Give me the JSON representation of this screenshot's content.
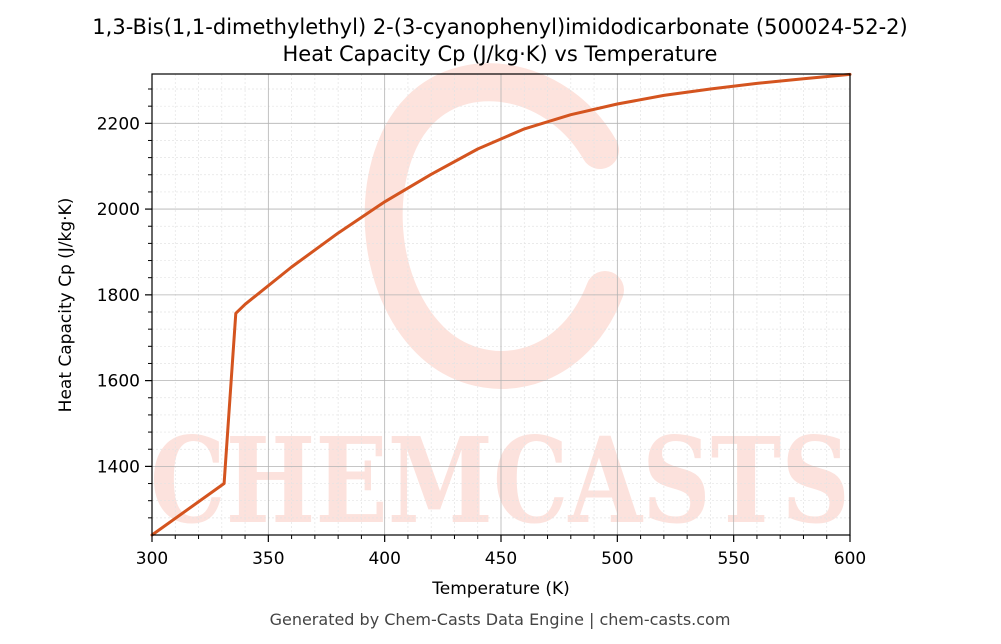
{
  "chart_data": {
    "type": "line",
    "title_line1": "1,3-Bis(1,1-dimethylethyl) 2-(3-cyanophenyl)imidodicarbonate (500024-52-2)",
    "title_line2": "Heat Capacity Cp (J/kg·K) vs Temperature",
    "xlabel": "Temperature (K)",
    "ylabel": "Heat Capacity Cp (J/kg·K)",
    "xlim": [
      300,
      600
    ],
    "ylim": [
      1240,
      2315
    ],
    "xticks": [
      300,
      350,
      400,
      450,
      500,
      550,
      600
    ],
    "yticks": [
      1400,
      1600,
      1800,
      2000,
      2200
    ],
    "grid": true,
    "line_color": "#d4541f",
    "series": [
      {
        "x": [
          300,
          331,
          336,
          340,
          360,
          380,
          400,
          420,
          440,
          460,
          480,
          500,
          520,
          540,
          560,
          580,
          600
        ],
        "y": [
          1240,
          1360,
          1757,
          1778,
          1865,
          1944,
          2017,
          2081,
          2140,
          2187,
          2220,
          2245,
          2265,
          2280,
          2293,
          2304,
          2314
        ]
      }
    ]
  },
  "watermark": {
    "text": "CHEMCASTS",
    "color": "#fcd9d2"
  },
  "footer": "Generated by Chem-Casts Data Engine | chem-casts.com"
}
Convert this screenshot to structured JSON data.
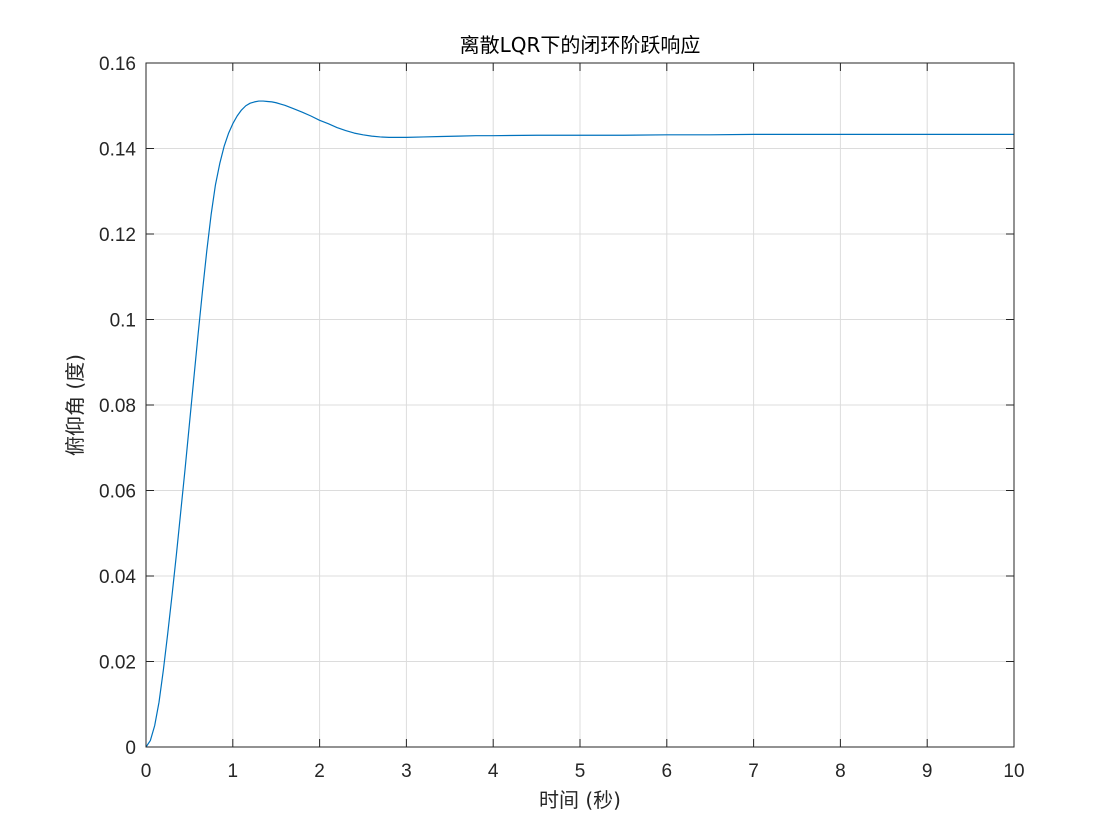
{
  "chart_data": {
    "type": "line",
    "title": "离散LQR下的闭环阶跃响应",
    "xlabel": "时间 (秒)",
    "ylabel": "俯仰角 (度)",
    "xlim": [
      0,
      10
    ],
    "ylim": [
      0,
      0.16
    ],
    "xticks": [
      "0",
      "1",
      "2",
      "3",
      "4",
      "5",
      "6",
      "7",
      "8",
      "9",
      "10"
    ],
    "yticks": [
      "0",
      "0.02",
      "0.04",
      "0.06",
      "0.08",
      "0.1",
      "0.12",
      "0.14",
      "0.16"
    ],
    "grid": true,
    "line_color": "#0072BD",
    "series": [
      {
        "x": [
          0,
          0.05,
          0.1,
          0.15,
          0.2,
          0.25,
          0.3,
          0.35,
          0.4,
          0.45,
          0.5,
          0.55,
          0.6,
          0.65,
          0.7,
          0.75,
          0.8,
          0.85,
          0.9,
          0.95,
          1.0,
          1.05,
          1.1,
          1.15,
          1.2,
          1.25,
          1.3,
          1.35,
          1.4,
          1.45,
          1.5,
          1.55,
          1.6,
          1.7,
          1.8,
          1.9,
          2.0,
          2.1,
          2.2,
          2.3,
          2.4,
          2.5,
          2.6,
          2.7,
          2.8,
          2.9,
          3.0,
          3.2,
          3.4,
          3.6,
          3.8,
          4.0,
          4.5,
          5.0,
          5.5,
          6.0,
          6.5,
          7.0,
          7.5,
          8.0,
          8.5,
          9.0,
          9.5,
          10.0
        ],
        "values": [
          0,
          0.0015,
          0.005,
          0.0105,
          0.018,
          0.0265,
          0.0355,
          0.045,
          0.055,
          0.065,
          0.0755,
          0.086,
          0.0965,
          0.1065,
          0.116,
          0.1245,
          0.1315,
          0.1365,
          0.1405,
          0.1435,
          0.1458,
          0.1476,
          0.149,
          0.15,
          0.1506,
          0.1509,
          0.1511,
          0.1511,
          0.151,
          0.1509,
          0.1507,
          0.1504,
          0.1501,
          0.1493,
          0.1485,
          0.1476,
          0.1466,
          0.1458,
          0.1449,
          0.1442,
          0.1436,
          0.1432,
          0.1429,
          0.1427,
          0.1426,
          0.1426,
          0.1426,
          0.1427,
          0.1428,
          0.1429,
          0.143,
          0.143,
          0.1431,
          0.1431,
          0.1431,
          0.1432,
          0.1432,
          0.1433,
          0.1433,
          0.1433,
          0.1433,
          0.1433,
          0.1433,
          0.1433
        ]
      }
    ]
  }
}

+-------+

WHAT TO WORK ON.
Leave images out of the retyped records; keep all else exact.

EXPECTED ANSWER.
Give me the JSON representation of this screenshot's content.
{
  "chart_data": {
    "type": "line",
    "title_line1": "1,3-Bis(1,1-dimethylethyl) 2-(3-cyanophenyl)imidodicarbonate (500024-52-2)",
    "title_line2": "Heat Capacity Cp (J/kg·K) vs Temperature",
    "xlabel": "Temperature (K)",
    "ylabel": "Heat Capacity Cp (J/kg·K)",
    "xlim": [
      300,
      600
    ],
    "ylim": [
      1240,
      2315
    ],
    "xticks": [
      300,
      350,
      400,
      450,
      500,
      550,
      600
    ],
    "yticks": [
      1400,
      1600,
      1800,
      2000,
      2200
    ],
    "grid": true,
    "line_color": "#d4541f",
    "series": [
      {
        "x": [
          300,
          331,
          336,
          340,
          360,
          380,
          400,
          420,
          440,
          460,
          480,
          500,
          520,
          540,
          560,
          580,
          600
        ],
        "y": [
          1240,
          1360,
          1757,
          1778,
          1865,
          1944,
          2017,
          2081,
          2140,
          2187,
          2220,
          2245,
          2265,
          2280,
          2293,
          2304,
          2314
        ]
      }
    ]
  },
  "watermark": {
    "text": "CHEMCASTS",
    "color": "#fcd9d2"
  },
  "footer": "Generated by Chem-Casts Data Engine | chem-casts.com"
}
Convert this screenshot to structured JSON data.
{
  "chart_data": {
    "type": "line",
    "title": "离散LQR下的闭环阶跃响应",
    "xlabel": "时间 (秒)",
    "ylabel": "俯仰角 (度)",
    "xlim": [
      0,
      10
    ],
    "ylim": [
      0,
      0.16
    ],
    "xticks": [
      "0",
      "1",
      "2",
      "3",
      "4",
      "5",
      "6",
      "7",
      "8",
      "9",
      "10"
    ],
    "yticks": [
      "0",
      "0.02",
      "0.04",
      "0.06",
      "0.08",
      "0.1",
      "0.12",
      "0.14",
      "0.16"
    ],
    "grid": true,
    "line_color": "#0072BD",
    "series": [
      {
        "x": [
          0,
          0.05,
          0.1,
          0.15,
          0.2,
          0.25,
          0.3,
          0.35,
          0.4,
          0.45,
          0.5,
          0.55,
          0.6,
          0.65,
          0.7,
          0.75,
          0.8,
          0.85,
          0.9,
          0.95,
          1.0,
          1.05,
          1.1,
          1.15,
          1.2,
          1.25,
          1.3,
          1.35,
          1.4,
          1.45,
          1.5,
          1.55,
          1.6,
          1.7,
          1.8,
          1.9,
          2.0,
          2.1,
          2.2,
          2.3,
          2.4,
          2.5,
          2.6,
          2.7,
          2.8,
          2.9,
          3.0,
          3.2,
          3.4,
          3.6,
          3.8,
          4.0,
          4.5,
          5.0,
          5.5,
          6.0,
          6.5,
          7.0,
          7.5,
          8.0,
          8.5,
          9.0,
          9.5,
          10.0
        ],
        "values": [
          0,
          0.0015,
          0.005,
          0.0105,
          0.018,
          0.0265,
          0.0355,
          0.045,
          0.055,
          0.065,
          0.0755,
          0.086,
          0.0965,
          0.1065,
          0.116,
          0.1245,
          0.1315,
          0.1365,
          0.1405,
          0.1435,
          0.1458,
          0.1476,
          0.149,
          0.15,
          0.1506,
          0.1509,
          0.1511,
          0.1511,
          0.151,
          0.1509,
          0.1507,
          0.1504,
          0.1501,
          0.1493,
          0.1485,
          0.1476,
          0.1466,
          0.1458,
          0.1449,
          0.1442,
          0.1436,
          0.1432,
          0.1429,
          0.1427,
          0.1426,
          0.1426,
          0.1426,
          0.1427,
          0.1428,
          0.1429,
          0.143,
          0.143,
          0.1431,
          0.1431,
          0.1431,
          0.1432,
          0.1432,
          0.1433,
          0.1433,
          0.1433,
          0.1433,
          0.1433,
          0.1433,
          0.1433
        ]
      }
    ]
  }
}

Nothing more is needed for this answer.